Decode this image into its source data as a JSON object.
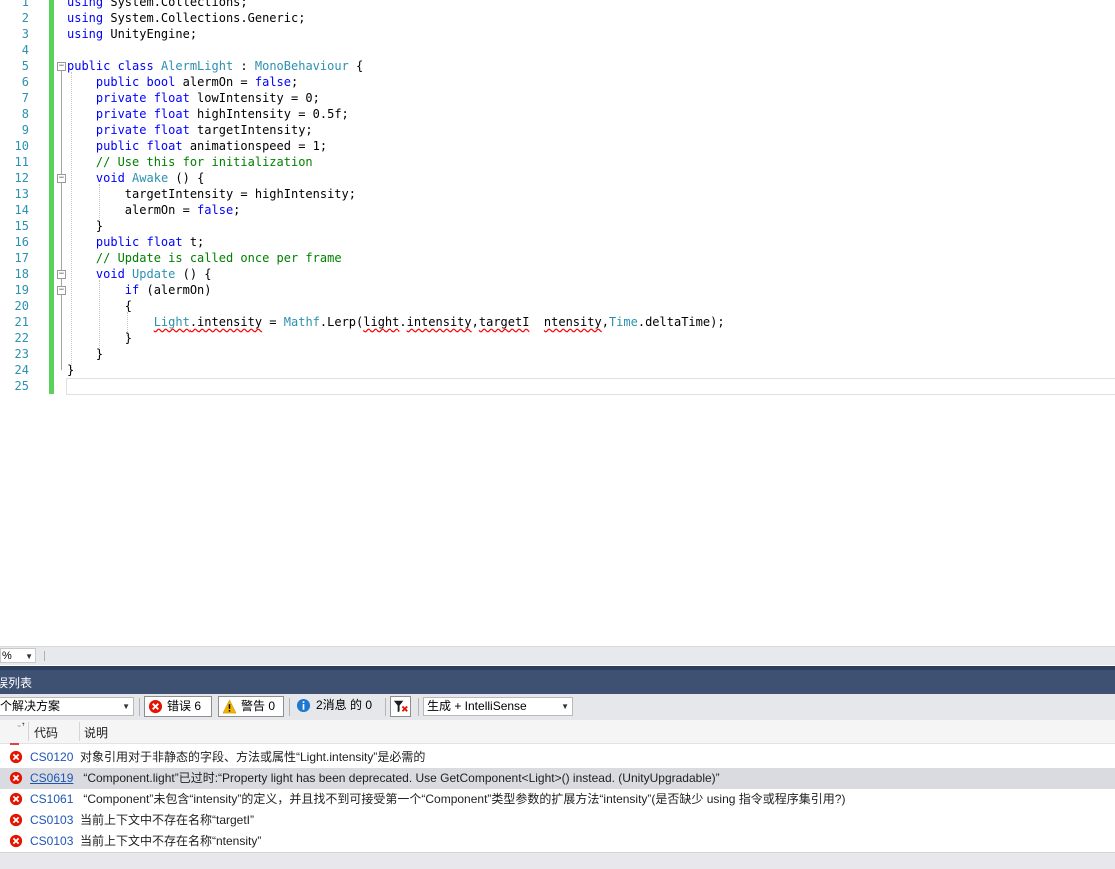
{
  "editor": {
    "lines": [
      {
        "n": "1",
        "segs": [
          {
            "c": "kw",
            "t": "using"
          },
          {
            "c": "",
            "t": " System.Collections;"
          }
        ]
      },
      {
        "n": "2",
        "segs": [
          {
            "c": "kw",
            "t": "using"
          },
          {
            "c": "",
            "t": " System.Collections.Generic;"
          }
        ]
      },
      {
        "n": "3",
        "segs": [
          {
            "c": "kw",
            "t": "using"
          },
          {
            "c": "",
            "t": " UnityEngine;"
          }
        ]
      },
      {
        "n": "4",
        "segs": []
      },
      {
        "n": "5",
        "segs": [
          {
            "c": "kw",
            "t": "public class"
          },
          {
            "c": "",
            "t": " "
          },
          {
            "c": "ty",
            "t": "AlermLight"
          },
          {
            "c": "",
            "t": " : "
          },
          {
            "c": "ty",
            "t": "MonoBehaviour"
          },
          {
            "c": "",
            "t": " {"
          }
        ]
      },
      {
        "n": "6",
        "segs": [
          {
            "c": "",
            "t": "    "
          },
          {
            "c": "kw",
            "t": "public bool"
          },
          {
            "c": "",
            "t": " alermOn = "
          },
          {
            "c": "kw",
            "t": "false"
          },
          {
            "c": "",
            "t": ";"
          }
        ]
      },
      {
        "n": "7",
        "segs": [
          {
            "c": "",
            "t": "    "
          },
          {
            "c": "kw",
            "t": "private float"
          },
          {
            "c": "",
            "t": " lowIntensity = 0;"
          }
        ]
      },
      {
        "n": "8",
        "segs": [
          {
            "c": "",
            "t": "    "
          },
          {
            "c": "kw",
            "t": "private float"
          },
          {
            "c": "",
            "t": " highIntensity = 0.5f;"
          }
        ]
      },
      {
        "n": "9",
        "segs": [
          {
            "c": "",
            "t": "    "
          },
          {
            "c": "kw",
            "t": "private float"
          },
          {
            "c": "",
            "t": " targetIntensity;"
          }
        ]
      },
      {
        "n": "10",
        "segs": [
          {
            "c": "",
            "t": "    "
          },
          {
            "c": "kw",
            "t": "public float"
          },
          {
            "c": "",
            "t": " animationspeed = 1;"
          }
        ]
      },
      {
        "n": "11",
        "segs": [
          {
            "c": "",
            "t": "    "
          },
          {
            "c": "cm",
            "t": "// Use this for initialization"
          }
        ]
      },
      {
        "n": "12",
        "segs": [
          {
            "c": "",
            "t": "    "
          },
          {
            "c": "kw",
            "t": "void"
          },
          {
            "c": "",
            "t": " "
          },
          {
            "c": "ty",
            "t": "Awake"
          },
          {
            "c": "",
            "t": " () {"
          }
        ]
      },
      {
        "n": "13",
        "segs": [
          {
            "c": "",
            "t": "        targetIntensity = highIntensity;"
          }
        ]
      },
      {
        "n": "14",
        "segs": [
          {
            "c": "",
            "t": "        alermOn = "
          },
          {
            "c": "kw",
            "t": "false"
          },
          {
            "c": "",
            "t": ";"
          }
        ]
      },
      {
        "n": "15",
        "segs": [
          {
            "c": "",
            "t": "    }"
          }
        ]
      },
      {
        "n": "16",
        "segs": [
          {
            "c": "",
            "t": "    "
          },
          {
            "c": "kw",
            "t": "public float"
          },
          {
            "c": "",
            "t": " t;"
          }
        ]
      },
      {
        "n": "17",
        "segs": [
          {
            "c": "",
            "t": "    "
          },
          {
            "c": "cm",
            "t": "// Update is called once per frame"
          }
        ]
      },
      {
        "n": "18",
        "segs": [
          {
            "c": "",
            "t": "    "
          },
          {
            "c": "kw",
            "t": "void"
          },
          {
            "c": "",
            "t": " "
          },
          {
            "c": "ty",
            "t": "Update"
          },
          {
            "c": "",
            "t": " () {"
          }
        ]
      },
      {
        "n": "19",
        "segs": [
          {
            "c": "",
            "t": "        "
          },
          {
            "c": "kw",
            "t": "if"
          },
          {
            "c": "",
            "t": " (alermOn)"
          }
        ]
      },
      {
        "n": "20",
        "segs": [
          {
            "c": "",
            "t": "        {"
          }
        ]
      },
      {
        "n": "21",
        "segs": [
          {
            "c": "",
            "t": "            "
          },
          {
            "c": "ty sq",
            "t": "Light"
          },
          {
            "c": "sq",
            "t": ".intensity"
          },
          {
            "c": "",
            "t": " = "
          },
          {
            "c": "ty",
            "t": "Mathf"
          },
          {
            "c": "",
            "t": ".Lerp("
          },
          {
            "c": "sq",
            "t": "light"
          },
          {
            "c": "",
            "t": "."
          },
          {
            "c": "sq",
            "t": "intensity"
          },
          {
            "c": "",
            "t": ","
          },
          {
            "c": "sq",
            "t": "targetI"
          },
          {
            "c": "",
            "t": "  "
          },
          {
            "c": "sq",
            "t": "ntensity"
          },
          {
            "c": "",
            "t": ","
          },
          {
            "c": "ty",
            "t": "Time"
          },
          {
            "c": "",
            "t": ".deltaTime);"
          }
        ]
      },
      {
        "n": "22",
        "segs": [
          {
            "c": "",
            "t": "        }"
          }
        ]
      },
      {
        "n": "23",
        "segs": [
          {
            "c": "",
            "t": "    }"
          }
        ]
      },
      {
        "n": "24",
        "segs": [
          {
            "c": "",
            "t": "}"
          }
        ]
      },
      {
        "n": "25",
        "segs": []
      }
    ]
  },
  "zoom": {
    "value": "%"
  },
  "error_list": {
    "title": "误列表",
    "scope": "个解决方案",
    "errors_label": "错误 6",
    "warnings_label": "警告 0",
    "messages_label": "2消息 的 0",
    "build_filter": "生成 + IntelliSense",
    "col_code": "代码",
    "col_desc": "说明",
    "rows": [
      {
        "code": "CS0120",
        "desc": "对象引用对于非静态的字段、方法或属性“Light.intensity”是必需的"
      },
      {
        "code": "CS0619",
        "desc": " “Component.light”已过时:“Property light has been deprecated. Use GetComponent<Light>() instead. (UnityUpgradable)”"
      },
      {
        "code": "CS1061",
        "desc": " “Component”未包含“intensity”的定义，并且找不到可接受第一个“Component”类型参数的扩展方法“intensity”(是否缺少 using 指令或程序集引用?)"
      },
      {
        "code": "CS0103",
        "desc": "当前上下文中不存在名称“targetI”"
      },
      {
        "code": "CS0103",
        "desc": "当前上下文中不存在名称“ntensity”"
      }
    ]
  },
  "colors": {
    "keyword": "#0000ff",
    "type": "#2b91af",
    "comment": "#008000",
    "change_bar": "#5ad15a",
    "panel_title_bg": "#3f5173",
    "error_red": "#e51400"
  }
}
**********
◆ TASK OBJECTIVE
Make an exact copy of all the material, but keep the pictures out of it.

◆ FULL SOLUTION
Decode this image into its source data as a JSON object.
{
  "editor": {
    "lines": [
      {
        "n": "1",
        "segs": [
          {
            "c": "kw",
            "t": "using"
          },
          {
            "c": "",
            "t": " System.Collections;"
          }
        ]
      },
      {
        "n": "2",
        "segs": [
          {
            "c": "kw",
            "t": "using"
          },
          {
            "c": "",
            "t": " System.Collections.Generic;"
          }
        ]
      },
      {
        "n": "3",
        "segs": [
          {
            "c": "kw",
            "t": "using"
          },
          {
            "c": "",
            "t": " UnityEngine;"
          }
        ]
      },
      {
        "n": "4",
        "segs": []
      },
      {
        "n": "5",
        "segs": [
          {
            "c": "kw",
            "t": "public class"
          },
          {
            "c": "",
            "t": " "
          },
          {
            "c": "ty",
            "t": "AlermLight"
          },
          {
            "c": "",
            "t": " : "
          },
          {
            "c": "ty",
            "t": "MonoBehaviour"
          },
          {
            "c": "",
            "t": " {"
          }
        ]
      },
      {
        "n": "6",
        "segs": [
          {
            "c": "",
            "t": "    "
          },
          {
            "c": "kw",
            "t": "public bool"
          },
          {
            "c": "",
            "t": " alermOn = "
          },
          {
            "c": "kw",
            "t": "false"
          },
          {
            "c": "",
            "t": ";"
          }
        ]
      },
      {
        "n": "7",
        "segs": [
          {
            "c": "",
            "t": "    "
          },
          {
            "c": "kw",
            "t": "private float"
          },
          {
            "c": "",
            "t": " lowIntensity = 0;"
          }
        ]
      },
      {
        "n": "8",
        "segs": [
          {
            "c": "",
            "t": "    "
          },
          {
            "c": "kw",
            "t": "private float"
          },
          {
            "c": "",
            "t": " highIntensity = 0.5f;"
          }
        ]
      },
      {
        "n": "9",
        "segs": [
          {
            "c": "",
            "t": "    "
          },
          {
            "c": "kw",
            "t": "private float"
          },
          {
            "c": "",
            "t": " targetIntensity;"
          }
        ]
      },
      {
        "n": "10",
        "segs": [
          {
            "c": "",
            "t": "    "
          },
          {
            "c": "kw",
            "t": "public float"
          },
          {
            "c": "",
            "t": " animationspeed = 1;"
          }
        ]
      },
      {
        "n": "11",
        "segs": [
          {
            "c": "",
            "t": "    "
          },
          {
            "c": "cm",
            "t": "// Use this for initialization"
          }
        ]
      },
      {
        "n": "12",
        "segs": [
          {
            "c": "",
            "t": "    "
          },
          {
            "c": "kw",
            "t": "void"
          },
          {
            "c": "",
            "t": " "
          },
          {
            "c": "ty",
            "t": "Awake"
          },
          {
            "c": "",
            "t": " () {"
          }
        ]
      },
      {
        "n": "13",
        "segs": [
          {
            "c": "",
            "t": "        targetIntensity = highIntensity;"
          }
        ]
      },
      {
        "n": "14",
        "segs": [
          {
            "c": "",
            "t": "        alermOn = "
          },
          {
            "c": "kw",
            "t": "false"
          },
          {
            "c": "",
            "t": ";"
          }
        ]
      },
      {
        "n": "15",
        "segs": [
          {
            "c": "",
            "t": "    }"
          }
        ]
      },
      {
        "n": "16",
        "segs": [
          {
            "c": "",
            "t": "    "
          },
          {
            "c": "kw",
            "t": "public float"
          },
          {
            "c": "",
            "t": " t;"
          }
        ]
      },
      {
        "n": "17",
        "segs": [
          {
            "c": "",
            "t": "    "
          },
          {
            "c": "cm",
            "t": "// Update is called once per frame"
          }
        ]
      },
      {
        "n": "18",
        "segs": [
          {
            "c": "",
            "t": "    "
          },
          {
            "c": "kw",
            "t": "void"
          },
          {
            "c": "",
            "t": " "
          },
          {
            "c": "ty",
            "t": "Update"
          },
          {
            "c": "",
            "t": " () {"
          }
        ]
      },
      {
        "n": "19",
        "segs": [
          {
            "c": "",
            "t": "        "
          },
          {
            "c": "kw",
            "t": "if"
          },
          {
            "c": "",
            "t": " (alermOn)"
          }
        ]
      },
      {
        "n": "20",
        "segs": [
          {
            "c": "",
            "t": "        {"
          }
        ]
      },
      {
        "n": "21",
        "segs": [
          {
            "c": "",
            "t": "            "
          },
          {
            "c": "ty sq",
            "t": "Light"
          },
          {
            "c": "sq",
            "t": ".intensity"
          },
          {
            "c": "",
            "t": " = "
          },
          {
            "c": "ty",
            "t": "Mathf"
          },
          {
            "c": "",
            "t": ".Lerp("
          },
          {
            "c": "sq",
            "t": "light"
          },
          {
            "c": "",
            "t": "."
          },
          {
            "c": "sq",
            "t": "intensity"
          },
          {
            "c": "",
            "t": ","
          },
          {
            "c": "sq",
            "t": "targetI"
          },
          {
            "c": "",
            "t": "  "
          },
          {
            "c": "sq",
            "t": "ntensity"
          },
          {
            "c": "",
            "t": ","
          },
          {
            "c": "ty",
            "t": "Time"
          },
          {
            "c": "",
            "t": ".deltaTime);"
          }
        ]
      },
      {
        "n": "22",
        "segs": [
          {
            "c": "",
            "t": "        }"
          }
        ]
      },
      {
        "n": "23",
        "segs": [
          {
            "c": "",
            "t": "    }"
          }
        ]
      },
      {
        "n": "24",
        "segs": [
          {
            "c": "",
            "t": "}"
          }
        ]
      },
      {
        "n": "25",
        "segs": []
      }
    ]
  },
  "zoom": {
    "value": "%"
  },
  "error_list": {
    "title": "误列表",
    "scope": "个解决方案",
    "errors_label": "错误 6",
    "warnings_label": "警告 0",
    "messages_label": "2消息 的 0",
    "build_filter": "生成 + IntelliSense",
    "col_code": "代码",
    "col_desc": "说明",
    "rows": [
      {
        "code": "CS0120",
        "desc": "对象引用对于非静态的字段、方法或属性“Light.intensity”是必需的"
      },
      {
        "code": "CS0619",
        "desc": " “Component.light”已过时:“Property light has been deprecated. Use GetComponent<Light>() instead. (UnityUpgradable)”"
      },
      {
        "code": "CS1061",
        "desc": " “Component”未包含“intensity”的定义，并且找不到可接受第一个“Component”类型参数的扩展方法“intensity”(是否缺少 using 指令或程序集引用?)"
      },
      {
        "code": "CS0103",
        "desc": "当前上下文中不存在名称“targetI”"
      },
      {
        "code": "CS0103",
        "desc": "当前上下文中不存在名称“ntensity”"
      }
    ]
  },
  "colors": {
    "keyword": "#0000ff",
    "type": "#2b91af",
    "comment": "#008000",
    "change_bar": "#5ad15a",
    "panel_title_bg": "#3f5173",
    "error_red": "#e51400"
  }
}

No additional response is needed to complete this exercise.